— INSTRUCTION —
Copy every entry word for word. Skip the pictures.
-- Begin PROVIDED MATERIAL --
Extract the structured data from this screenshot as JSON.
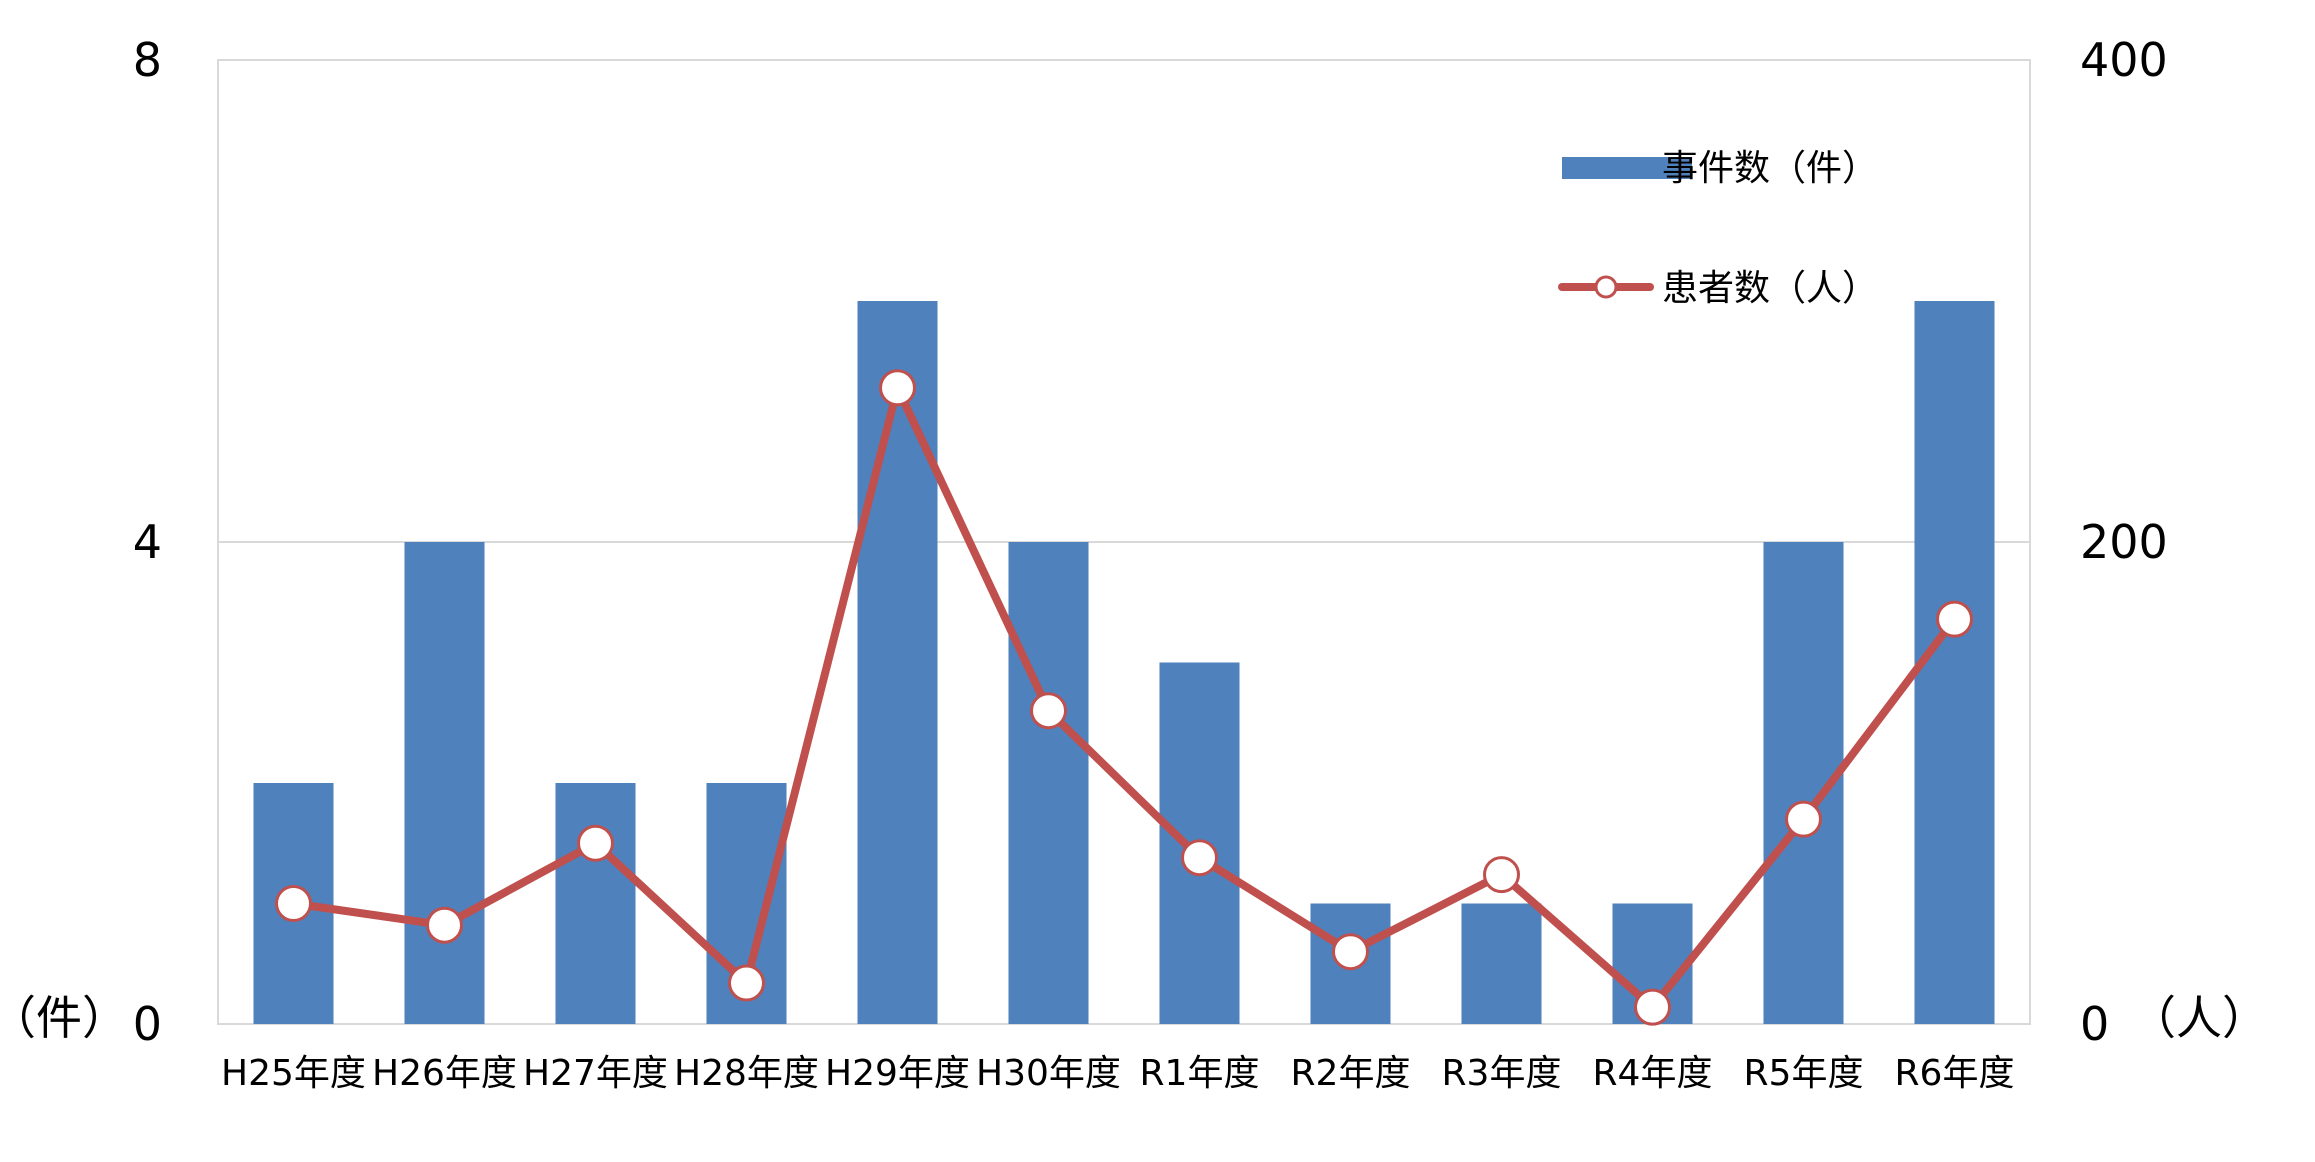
{
  "chart_data": {
    "type": "bar",
    "categories": [
      "H25年度",
      "H26年度",
      "H27年度",
      "H28年度",
      "H29年度",
      "H30年度",
      "R1年度",
      "R2年度",
      "R3年度",
      "R4年度",
      "R5年度",
      "R6年度"
    ],
    "series": [
      {
        "name": "事件数（件）",
        "type": "bar",
        "axis": "left",
        "color": "#4f81bd",
        "values": [
          2,
          4,
          2,
          2,
          6,
          4,
          3,
          1,
          1,
          1,
          4,
          6
        ]
      },
      {
        "name": "患者数（人）",
        "type": "line",
        "axis": "right",
        "color": "#c0504d",
        "marker": "circle-hollow",
        "values": [
          50,
          41,
          75,
          17,
          264,
          130,
          69,
          30,
          62,
          7,
          85,
          168
        ]
      }
    ],
    "y_left": {
      "range": [
        0,
        8
      ],
      "ticks": [
        "0",
        "4",
        "8"
      ],
      "unit_label": "（件）"
    },
    "y_right": {
      "range": [
        0,
        400
      ],
      "ticks": [
        "0",
        "200",
        "400"
      ],
      "unit_label": "（人）"
    },
    "grid": true,
    "legend": "top-right"
  }
}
-- End PROVIDED MATERIAL --
— SOLUTION TO THIS TASK —
Extract the structured data from this screenshot as JSON.
{
  "chart_data": {
    "type": "bar",
    "categories": [
      "H25年度",
      "H26年度",
      "H27年度",
      "H28年度",
      "H29年度",
      "H30年度",
      "R1年度",
      "R2年度",
      "R3年度",
      "R4年度",
      "R5年度",
      "R6年度"
    ],
    "series": [
      {
        "name": "事件数（件）",
        "type": "bar",
        "axis": "left",
        "color": "#4f81bd",
        "values": [
          2,
          4,
          2,
          2,
          6,
          4,
          3,
          1,
          1,
          1,
          4,
          6
        ]
      },
      {
        "name": "患者数（人）",
        "type": "line",
        "axis": "right",
        "color": "#c0504d",
        "marker": "circle-hollow",
        "values": [
          50,
          41,
          75,
          17,
          264,
          130,
          69,
          30,
          62,
          7,
          85,
          168
        ]
      }
    ],
    "y_left": {
      "range": [
        0,
        8
      ],
      "ticks": [
        "0",
        "4",
        "8"
      ],
      "unit_label": "（件）"
    },
    "y_right": {
      "range": [
        0,
        400
      ],
      "ticks": [
        "0",
        "200",
        "400"
      ],
      "unit_label": "（人）"
    },
    "grid": true,
    "legend": "top-right"
  }
}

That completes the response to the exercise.